[Source records]
╔══

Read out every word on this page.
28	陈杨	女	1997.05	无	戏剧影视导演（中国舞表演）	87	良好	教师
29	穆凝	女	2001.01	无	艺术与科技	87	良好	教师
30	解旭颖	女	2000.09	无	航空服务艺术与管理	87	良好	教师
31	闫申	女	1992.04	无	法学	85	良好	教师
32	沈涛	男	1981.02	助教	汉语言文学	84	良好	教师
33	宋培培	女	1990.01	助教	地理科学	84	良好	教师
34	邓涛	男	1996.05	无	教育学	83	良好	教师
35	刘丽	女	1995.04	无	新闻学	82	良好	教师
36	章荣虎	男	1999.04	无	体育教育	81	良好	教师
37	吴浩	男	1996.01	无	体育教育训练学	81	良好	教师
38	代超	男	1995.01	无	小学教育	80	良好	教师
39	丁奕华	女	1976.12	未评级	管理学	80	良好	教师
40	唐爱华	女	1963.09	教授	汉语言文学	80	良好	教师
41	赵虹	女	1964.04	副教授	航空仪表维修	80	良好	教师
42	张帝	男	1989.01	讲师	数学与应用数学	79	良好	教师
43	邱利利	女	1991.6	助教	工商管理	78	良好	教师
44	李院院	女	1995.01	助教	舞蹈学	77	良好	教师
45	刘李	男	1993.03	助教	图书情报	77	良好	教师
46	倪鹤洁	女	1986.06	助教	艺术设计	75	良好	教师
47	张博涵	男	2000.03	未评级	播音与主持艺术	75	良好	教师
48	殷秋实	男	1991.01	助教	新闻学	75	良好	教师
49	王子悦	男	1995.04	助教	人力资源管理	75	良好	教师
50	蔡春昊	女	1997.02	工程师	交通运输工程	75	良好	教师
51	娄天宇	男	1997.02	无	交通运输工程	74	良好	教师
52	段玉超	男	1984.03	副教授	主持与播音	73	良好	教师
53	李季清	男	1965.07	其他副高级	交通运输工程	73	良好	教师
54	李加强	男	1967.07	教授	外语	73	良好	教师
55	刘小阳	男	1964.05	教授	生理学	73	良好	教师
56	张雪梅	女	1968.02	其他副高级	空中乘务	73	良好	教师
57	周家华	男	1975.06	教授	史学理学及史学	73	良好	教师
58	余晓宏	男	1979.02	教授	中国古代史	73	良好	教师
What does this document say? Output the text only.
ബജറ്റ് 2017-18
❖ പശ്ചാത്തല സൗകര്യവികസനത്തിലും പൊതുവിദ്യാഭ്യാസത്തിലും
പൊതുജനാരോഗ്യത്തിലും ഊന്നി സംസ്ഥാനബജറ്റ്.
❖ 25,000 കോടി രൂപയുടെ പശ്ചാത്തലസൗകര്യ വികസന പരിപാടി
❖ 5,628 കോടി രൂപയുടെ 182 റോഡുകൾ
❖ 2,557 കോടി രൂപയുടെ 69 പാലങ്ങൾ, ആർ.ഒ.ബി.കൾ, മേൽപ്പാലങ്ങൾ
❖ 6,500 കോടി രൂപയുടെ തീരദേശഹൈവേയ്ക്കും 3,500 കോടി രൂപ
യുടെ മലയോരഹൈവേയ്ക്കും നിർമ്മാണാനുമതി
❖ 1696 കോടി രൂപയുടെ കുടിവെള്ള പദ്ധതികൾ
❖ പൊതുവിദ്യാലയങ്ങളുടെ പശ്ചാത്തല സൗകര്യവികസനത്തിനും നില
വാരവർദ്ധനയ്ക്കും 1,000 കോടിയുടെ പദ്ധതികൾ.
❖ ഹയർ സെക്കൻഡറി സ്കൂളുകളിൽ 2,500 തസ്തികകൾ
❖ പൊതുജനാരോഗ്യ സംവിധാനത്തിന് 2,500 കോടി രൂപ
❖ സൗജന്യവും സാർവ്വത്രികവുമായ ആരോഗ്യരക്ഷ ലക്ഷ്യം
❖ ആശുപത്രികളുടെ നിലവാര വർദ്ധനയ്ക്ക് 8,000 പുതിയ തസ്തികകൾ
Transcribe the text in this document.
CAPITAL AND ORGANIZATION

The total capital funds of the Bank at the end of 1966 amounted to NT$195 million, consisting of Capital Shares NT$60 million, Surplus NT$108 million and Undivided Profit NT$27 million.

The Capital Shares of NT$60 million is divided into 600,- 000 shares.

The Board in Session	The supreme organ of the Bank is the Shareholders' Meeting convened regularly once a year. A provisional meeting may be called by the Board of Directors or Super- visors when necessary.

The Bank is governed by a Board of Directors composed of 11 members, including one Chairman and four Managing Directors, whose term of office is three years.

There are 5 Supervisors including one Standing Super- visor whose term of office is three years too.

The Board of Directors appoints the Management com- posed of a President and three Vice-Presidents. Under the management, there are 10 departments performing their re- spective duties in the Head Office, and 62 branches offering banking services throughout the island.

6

╚══

TASK TO CARRY OUT — Make an exact copy of every entry.

WRITTEN SOLUTION —
Read out every word on this page.
28	陈杨	女	1997.05	无	戏剧影视导演（中国舞表演）	87	良好	教师
29	穆凝	女	2001.01	无	艺术与科技	87	良好	教师
30	解旭颖	女	2000.09	无	航空服务艺术与管理	87	良好	教师
31	闫申	女	1992.04	无	法学	85	良好	教师
32	沈涛	男	1981.02	助教	汉语言文学	84	良好	教师
33	宋培培	女	1990.01	助教	地理科学	84	良好	教师
34	邓涛	男	1996.05	无	教育学	83	良好	教师
35	刘丽	女	1995.04	无	新闻学	82	良好	教师
36	章荣虎	男	1999.04	无	体育教育	81	良好	教师
37	吴浩	男	1996.01	无	体育教育训练学	81	良好	教师
38	代超	男	1995.01	无	小学教育	80	良好	教师
39	丁奕华	女	1976.12	未评级	管理学	80	良好	教师
40	唐爱华	女	1963.09	教授	汉语言文学	80	良好	教师
41	赵虹	女	1964.04	副教授	航空仪表维修	80	良好	教师
42	张帝	男	1989.01	讲师	数学与应用数学	79	良好	教师
43	邱利利	女	1991.6	助教	工商管理	78	良好	教师
44	李院院	女	1995.01	助教	舞蹈学	77	良好	教师
45	刘李	男	1993.03	助教	图书情报	77	良好	教师
46	倪鹤洁	女	1986.06	助教	艺术设计	75	良好	教师
47	张博涵	男	2000.03	未评级	播音与主持艺术	75	良好	教师
48	殷秋实	男	1991.01	助教	新闻学	75	良好	教师
49	王子悦	男	1995.04	助教	人力资源管理	75	良好	教师
50	蔡春昊	女	1997.02	工程师	交通运输工程	75	良好	教师
51	娄天宇	男	1997.02	无	交通运输工程	74	良好	教师
52	段玉超	男	1984.03	副教授	主持与播音	73	良好	教师
53	李季清	男	1965.07	其他副高级	交通运输工程	73	良好	教师
54	李加强	男	1967.07	教授	外语	73	良好	教师
55	刘小阳	男	1964.05	教授	生理学	73	良好	教师
56	张雪梅	女	1968.02	其他副高级	空中乘务	73	良好	教师
57	周家华	男	1975.06	教授	史学理学及史学	73	良好	教师
58	余晓宏	男	1979.02	教授	中国古代史	73	良好	教师
What does this document say? Output the text only.
ബജറ്റ് 2017-18
❖ പശ്ചാത്തല സൗകര്യവികസനത്തിലും പൊതുവിദ്യാഭ്യാസത്തിലും
പൊതുജനാരോഗ്യത്തിലും ഊന്നി സംസ്ഥാനബജറ്റ്.
❖ 25,000 കോടി രൂപയുടെ പശ്ചാത്തലസൗകര്യ വികസന പരിപാടി
❖ 5,628 കോടി രൂപയുടെ 182 റോഡുകൾ
❖ 2,557 കോടി രൂപയുടെ 69 പാലങ്ങൾ, ആർ.ഒ.ബി.കൾ, മേൽപ്പാലങ്ങൾ
❖ 6,500 കോടി രൂപയുടെ തീരദേശഹൈവേയ്ക്കും 3,500 കോടി രൂപ
യുടെ മലയോരഹൈവേയ്ക്കും നിർമ്മാണാനുമതി
❖ 1696 കോടി രൂപയുടെ കുടിവെള്ള പദ്ധതികൾ
❖ പൊതുവിദ്യാലയങ്ങളുടെ പശ്ചാത്തല സൗകര്യവികസനത്തിനും നില
വാരവർദ്ധനയ്ക്കും 1,000 കോടിയുടെ പദ്ധതികൾ.
❖ ഹയർ സെക്കൻഡറി സ്കൂളുകളിൽ 2,500 തസ്തികകൾ
❖ പൊതുജനാരോഗ്യ സംവിധാനത്തിന് 2,500 കോടി രൂപ
❖ സൗജന്യവും സാർവ്വത്രികവുമായ ആരോഗ്യരക്ഷ ലക്ഷ്യം
❖ ആശുപത്രികളുടെ നിലവാര വർദ്ധനയ്ക്ക് 8,000 പുതിയ തസ്തികകൾ
Transcribe the text in this document.
CAPITAL AND ORGANIZATION

The total capital funds of the Bank at the end of 1966 amounted to NT$195 million, consisting of Capital Shares NT$60 million, Surplus NT$108 million and Undivided Profit NT$27 million.

The Capital Shares of NT$60 million is divided into 600,- 000 shares.

The Board in Session	The supreme organ of the Bank is the Shareholders' Meeting convened regularly once a year. A provisional meeting may be called by the Board of Directors or Super- visors when necessary.

The Bank is governed by a Board of Directors composed of 11 members, including one Chairman and four Managing Directors, whose term of office is three years.

There are 5 Supervisors including one Standing Super- visor whose term of office is three years too.

The Board of Directors appoints the Management com- posed of a President and three Vice-Presidents. Under the management, there are 10 departments performing their re- spective duties in the Head Office, and 62 branches offering banking services throughout the island.

6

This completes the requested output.